◆ **EXERCICE PROPOSÉ**
D'après le texte fourni, quelle a été l'évolution du budget de défense de la Turquie en 15 ans ?

◆ **TEXTE FOURNI**
Comme abordé dans l’article « Les 7 prémices erronés de la construction de l’Europe de La Défense« , la forme prise aujourd’hui par la construction de l’Europe de la Défense est la conséquence d’une analyse erronée et idéalisée des réalités européennes et mondiales. Il est dès lors aisé de conclure que l’Europe de la Défense est un projet irréaliste, et qu’il convient donc d’y mettre fin. Cela reviendrait à nier le fond sur un problème de forme.
Pour s’en convaincre, encore faut-il présenter une analyse objective et réaliste de la situation sécuritaire européenne, comme des pays qui la composent, et d’évaluer si une réponse globale, européenne, serait en mesure d’y apporter une réponse pertinente et efficace.
1- La résurgence des menaces en Europe et dans le Monde
Le premier paramètre intervenant dans cette analyse, et qui étonnement n’apparait que très peu dans la réflexion européenne actuelle, concerne la profonde modification entamée de la géopolitique européenne et mondiale, transformant rapidement et radicalement les équilibres qui présidèrent à la décision politique pendant prés de 30 années. L’exemple le plus évident concerne, bien évidemment, la Russie qui, malgré des moyens limités, est parvenue en deux décennies seulement à reconstituer une force armée de premier plan, suffisante pour surpasser l’ensemble des forces armées européennes, dans la majorité des domaines. Chaque année, les forces russes reçoivent une centaine chars de combat modernes (T72B3M, T80BVM et T90M) supplémentaires, 400 blindés de tous types, 30 à 45 avions de combat (Su30, Su34, Su35 et Mig35), autant d’hélicoptères (Ka52, Mi28, Mi17..) et plus d’une dizaine de bâtiments navals dont au moins 1 sous-marin. Elle dispose aujourd’hui d’une force blindée 3 fois supérieure à celle présente en Europe (3000 MBT vs 1000), et d’une force aérienne à parité. En outre, le pays a fait preuve d’une impressionnante innovation pratique, de sorte à developper des équipements apportant des avantages tactiques et stratégiques très nets sur les forces de l’OTAN, identifiées par l’Etat-Major russe comme le principal et unique adversaire du pays. L’entrée en service des systèmes de déni d’accès S400 et Bastion, des systèmes d’artillerie à longue portée Tornado-S ou Iskander, et des missiles hypersoniques Kinjal embarqués sur Mig31, ont amené l’OTAN a lancé en urgence des programmes et des modifications doctrinales pour tenter d’y faire face.
Mais la Russie n’est pas, loin s’en faut, l’unique menace visant les pays de l’Union européenne. La Grèce fait face, aujourd’hui, à une Turquie de plus en plus radicale, de plus en plus revendicative concernant les iles de la mer Egée, et de plus en plus puissante militairement, son budget défense étant passé de 7 à 20 Md$ en 15 ans. Les tensions dans les Balkans, que l’on espérait passées, semblent aujourd’hui ressurgir, avec des risques d’embrasement et de contagion régionale.

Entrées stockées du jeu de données

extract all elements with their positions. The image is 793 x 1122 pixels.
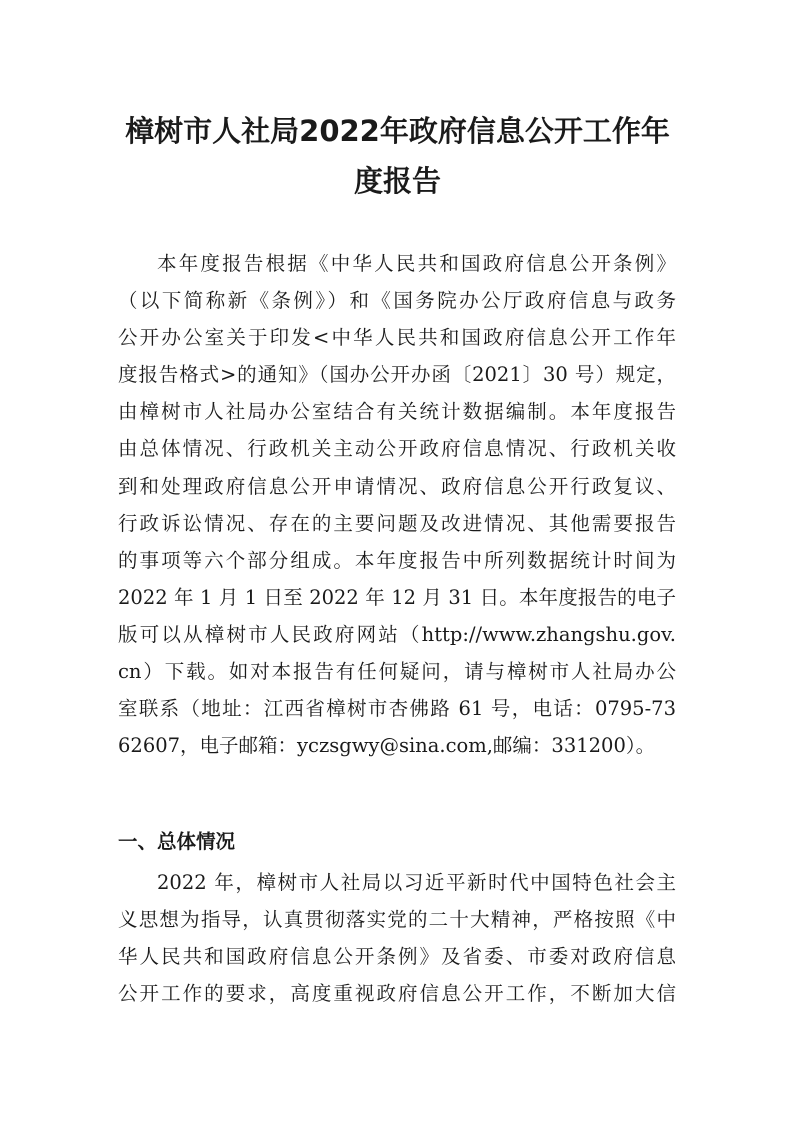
title-line: 樟树市人社局2022年政府信息公开工作年 (125, 114, 670, 148)
paragraph-line: cn）下载。如对本报告有任何疑问，请与樟树市人社局办公 (118, 660, 676, 684)
paragraph-line: 2022 年，樟树市人社局以习近平新时代中国特色社会主 (157, 871, 676, 894)
paragraph-line: 由樟树市人社局办公室结合有关统计数据编制。本年度报告 (118, 400, 676, 424)
paragraph-line: （以下简称新《条例》）和《国务院办公厅政府信息与政务 (118, 289, 676, 313)
paragraph-line: 公开办公室关于印发<中华人民共和国政府信息公开工作年 (118, 326, 676, 350)
paragraph-line: 到和处理政府信息公开申请情况、政府信息公开行政复议、 (118, 474, 676, 498)
paragraph-line: 度报告格式>的通知》（国办公开办函〔2021〕30 号）规定， (118, 363, 676, 387)
document-title (110, 106, 685, 206)
paragraph-line: 版可以从樟树市人民政府网站（http://www.zhangshu.gov. (118, 622, 676, 646)
paragraph-line: 室联系（地址：江西省樟树市杏佛路 61 号，电话：0795-73 (118, 697, 676, 721)
title-line: 度报告 (353, 164, 441, 198)
paragraph-line: 公开工作的要求，高度重视政府信息公开工作，不断加大信 (118, 982, 676, 1006)
section-heading: 一、总体情况 (118, 830, 236, 853)
paragraph-line: 的事项等六个部分组成。本年度报告中所列数据统计时间为 (118, 548, 676, 572)
paragraph-line: 行政诉讼情况、存在的主要问题及改进情况、其他需要报告 (118, 511, 676, 535)
paragraph-line: 62607，电子邮箱：yczsgwy@sina.com,邮编：331200）。 (118, 734, 656, 758)
paragraph-line: 由总体情况、行政机关主动公开政府信息情况、行政机关收 (118, 437, 676, 461)
paragraph-line: 华人民共和国政府信息公开条例》及省委、市委对政府信息 (118, 945, 676, 969)
paragraph-line: 本年度报告根据《中华人民共和国政府信息公开条例》 (157, 252, 676, 275)
paragraph-line: 2022 年 1 月 1 日至 2022 年 12 月 31 日。本年度报告的电子 (118, 585, 676, 609)
section-paragraph (118, 864, 676, 1012)
paragraph-line: 义思想为指导，认真贯彻落实党的二十大精神，严格按照《中 (118, 908, 676, 932)
intro-paragraph (118, 245, 676, 764)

◆ **RÉPONSE CI-DESSOUS**
Il est passé de 7 à 20 Md$.